Dataset entries
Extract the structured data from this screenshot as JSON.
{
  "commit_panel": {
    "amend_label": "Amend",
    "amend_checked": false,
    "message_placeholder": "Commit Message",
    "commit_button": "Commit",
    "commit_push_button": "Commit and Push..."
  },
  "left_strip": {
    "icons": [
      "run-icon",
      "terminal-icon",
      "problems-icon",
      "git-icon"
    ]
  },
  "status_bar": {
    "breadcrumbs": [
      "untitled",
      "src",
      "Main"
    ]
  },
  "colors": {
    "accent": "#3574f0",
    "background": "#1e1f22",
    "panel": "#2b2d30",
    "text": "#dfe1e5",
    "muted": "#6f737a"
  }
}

...

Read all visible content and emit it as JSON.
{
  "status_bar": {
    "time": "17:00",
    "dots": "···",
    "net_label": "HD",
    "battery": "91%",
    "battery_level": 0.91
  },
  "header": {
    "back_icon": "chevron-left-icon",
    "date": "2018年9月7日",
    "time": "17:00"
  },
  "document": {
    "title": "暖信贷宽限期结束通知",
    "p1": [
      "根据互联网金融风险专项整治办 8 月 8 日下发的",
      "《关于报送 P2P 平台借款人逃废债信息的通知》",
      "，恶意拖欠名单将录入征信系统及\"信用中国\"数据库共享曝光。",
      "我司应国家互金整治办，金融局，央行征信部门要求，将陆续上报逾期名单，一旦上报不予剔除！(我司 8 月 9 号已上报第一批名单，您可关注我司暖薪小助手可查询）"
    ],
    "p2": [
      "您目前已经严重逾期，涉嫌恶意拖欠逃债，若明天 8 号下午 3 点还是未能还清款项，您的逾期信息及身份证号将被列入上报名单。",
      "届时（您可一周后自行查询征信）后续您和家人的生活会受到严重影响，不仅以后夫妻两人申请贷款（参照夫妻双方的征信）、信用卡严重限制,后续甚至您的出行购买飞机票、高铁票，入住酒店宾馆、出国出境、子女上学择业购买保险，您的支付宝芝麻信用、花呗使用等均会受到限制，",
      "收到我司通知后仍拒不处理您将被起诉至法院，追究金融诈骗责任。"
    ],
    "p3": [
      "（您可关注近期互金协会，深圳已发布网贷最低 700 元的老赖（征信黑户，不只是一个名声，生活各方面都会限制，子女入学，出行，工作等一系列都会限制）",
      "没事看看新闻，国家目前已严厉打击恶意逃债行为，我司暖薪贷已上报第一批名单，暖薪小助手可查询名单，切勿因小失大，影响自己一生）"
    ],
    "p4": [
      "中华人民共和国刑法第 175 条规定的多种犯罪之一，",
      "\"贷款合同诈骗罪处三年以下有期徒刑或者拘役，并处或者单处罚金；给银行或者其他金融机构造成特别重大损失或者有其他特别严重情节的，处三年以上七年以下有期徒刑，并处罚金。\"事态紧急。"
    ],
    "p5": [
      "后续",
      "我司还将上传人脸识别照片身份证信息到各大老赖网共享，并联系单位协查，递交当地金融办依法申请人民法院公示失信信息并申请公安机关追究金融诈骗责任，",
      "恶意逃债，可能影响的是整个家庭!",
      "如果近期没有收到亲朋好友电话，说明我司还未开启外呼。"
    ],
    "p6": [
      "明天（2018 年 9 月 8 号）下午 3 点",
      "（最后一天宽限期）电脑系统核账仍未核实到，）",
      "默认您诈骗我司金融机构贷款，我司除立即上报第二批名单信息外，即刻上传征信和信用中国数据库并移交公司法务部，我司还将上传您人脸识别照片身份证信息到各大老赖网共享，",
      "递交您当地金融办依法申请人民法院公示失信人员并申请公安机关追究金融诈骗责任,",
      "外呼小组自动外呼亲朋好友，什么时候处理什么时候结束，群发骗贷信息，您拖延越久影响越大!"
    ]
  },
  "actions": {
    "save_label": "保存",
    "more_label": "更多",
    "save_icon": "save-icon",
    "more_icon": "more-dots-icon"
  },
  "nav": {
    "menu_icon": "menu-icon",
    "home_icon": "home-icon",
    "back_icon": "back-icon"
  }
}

Written task ->
The answer is one number: how many lines of the material above contain "JSON".

Response ->
2